-- BEGIN DATASET ENTRIES --

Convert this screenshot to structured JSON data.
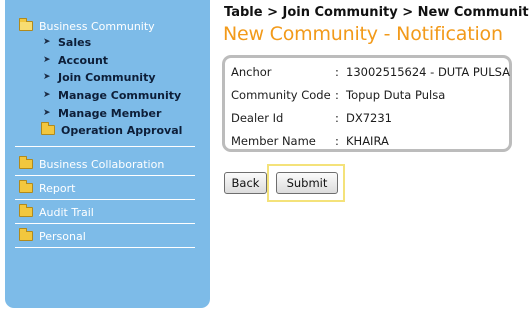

-- END DATASET ENTRIES --
-- BEGIN DATASET ENTRIES --

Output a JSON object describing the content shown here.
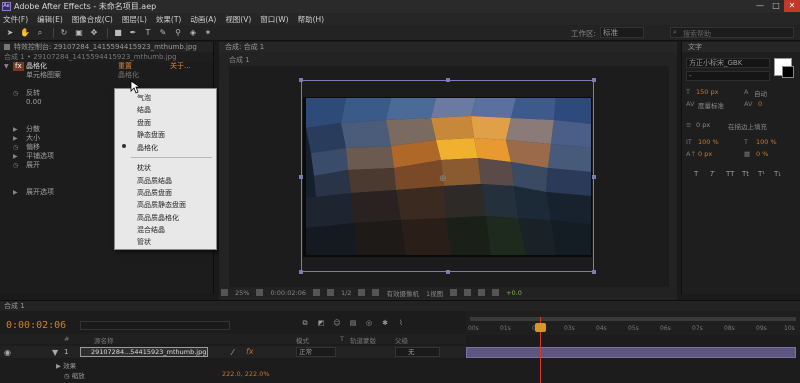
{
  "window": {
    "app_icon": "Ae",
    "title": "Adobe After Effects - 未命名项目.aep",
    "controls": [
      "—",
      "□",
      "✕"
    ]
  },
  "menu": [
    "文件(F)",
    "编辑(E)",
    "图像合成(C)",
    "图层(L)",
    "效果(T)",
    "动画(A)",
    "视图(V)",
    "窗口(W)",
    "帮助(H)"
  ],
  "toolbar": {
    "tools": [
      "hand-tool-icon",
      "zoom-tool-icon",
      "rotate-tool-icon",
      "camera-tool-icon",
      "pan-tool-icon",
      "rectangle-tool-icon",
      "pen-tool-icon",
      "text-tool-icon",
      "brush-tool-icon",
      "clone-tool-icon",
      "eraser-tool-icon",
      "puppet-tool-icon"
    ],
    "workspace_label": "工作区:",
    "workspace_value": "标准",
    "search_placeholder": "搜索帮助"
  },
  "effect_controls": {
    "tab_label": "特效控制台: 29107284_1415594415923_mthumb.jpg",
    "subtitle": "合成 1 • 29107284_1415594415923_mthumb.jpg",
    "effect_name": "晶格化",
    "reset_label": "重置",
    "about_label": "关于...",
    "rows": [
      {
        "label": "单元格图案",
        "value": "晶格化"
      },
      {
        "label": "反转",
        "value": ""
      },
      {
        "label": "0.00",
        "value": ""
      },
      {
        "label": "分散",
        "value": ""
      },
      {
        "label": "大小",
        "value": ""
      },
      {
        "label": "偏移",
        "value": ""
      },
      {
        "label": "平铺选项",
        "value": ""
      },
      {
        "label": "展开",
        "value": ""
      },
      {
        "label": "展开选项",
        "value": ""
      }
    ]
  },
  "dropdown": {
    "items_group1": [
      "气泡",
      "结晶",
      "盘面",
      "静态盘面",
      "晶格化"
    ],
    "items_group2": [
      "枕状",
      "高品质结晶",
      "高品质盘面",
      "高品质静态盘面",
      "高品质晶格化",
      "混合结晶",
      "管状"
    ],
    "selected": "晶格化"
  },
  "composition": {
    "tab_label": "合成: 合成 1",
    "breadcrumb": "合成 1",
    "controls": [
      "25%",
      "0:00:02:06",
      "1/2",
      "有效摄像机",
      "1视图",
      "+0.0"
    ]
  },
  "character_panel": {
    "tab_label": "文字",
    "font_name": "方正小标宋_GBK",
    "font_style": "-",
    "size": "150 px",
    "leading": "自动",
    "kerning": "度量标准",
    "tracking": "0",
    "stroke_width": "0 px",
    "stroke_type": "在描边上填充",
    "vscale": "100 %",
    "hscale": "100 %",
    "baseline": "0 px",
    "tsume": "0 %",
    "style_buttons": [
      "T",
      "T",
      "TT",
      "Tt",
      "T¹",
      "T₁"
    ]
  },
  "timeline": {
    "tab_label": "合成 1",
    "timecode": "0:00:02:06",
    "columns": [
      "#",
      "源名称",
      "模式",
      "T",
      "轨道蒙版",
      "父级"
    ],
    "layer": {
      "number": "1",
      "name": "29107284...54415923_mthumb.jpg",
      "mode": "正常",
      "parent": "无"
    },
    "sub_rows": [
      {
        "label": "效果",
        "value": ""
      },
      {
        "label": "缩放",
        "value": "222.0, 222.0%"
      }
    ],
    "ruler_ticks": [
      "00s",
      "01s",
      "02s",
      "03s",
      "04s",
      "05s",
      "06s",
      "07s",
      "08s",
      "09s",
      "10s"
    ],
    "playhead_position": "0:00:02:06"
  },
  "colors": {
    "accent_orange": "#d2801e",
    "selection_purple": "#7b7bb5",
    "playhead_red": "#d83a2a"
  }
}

-- END DATASET ENTRIES --
-- BEGIN DATASET ENTRIES --

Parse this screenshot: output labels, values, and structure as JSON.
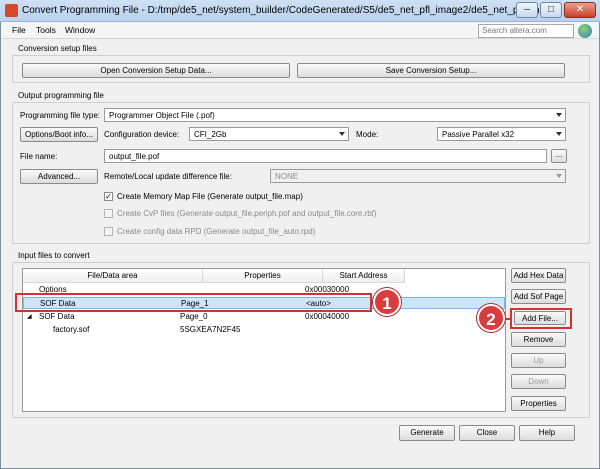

-- END DATASET ENTRIES --

> GIVEN PROBLEM:
How many of the lines in the listing above hold the word "screenshot"? Report only that figure.

> OUTPUT FOR THIS TASK:
2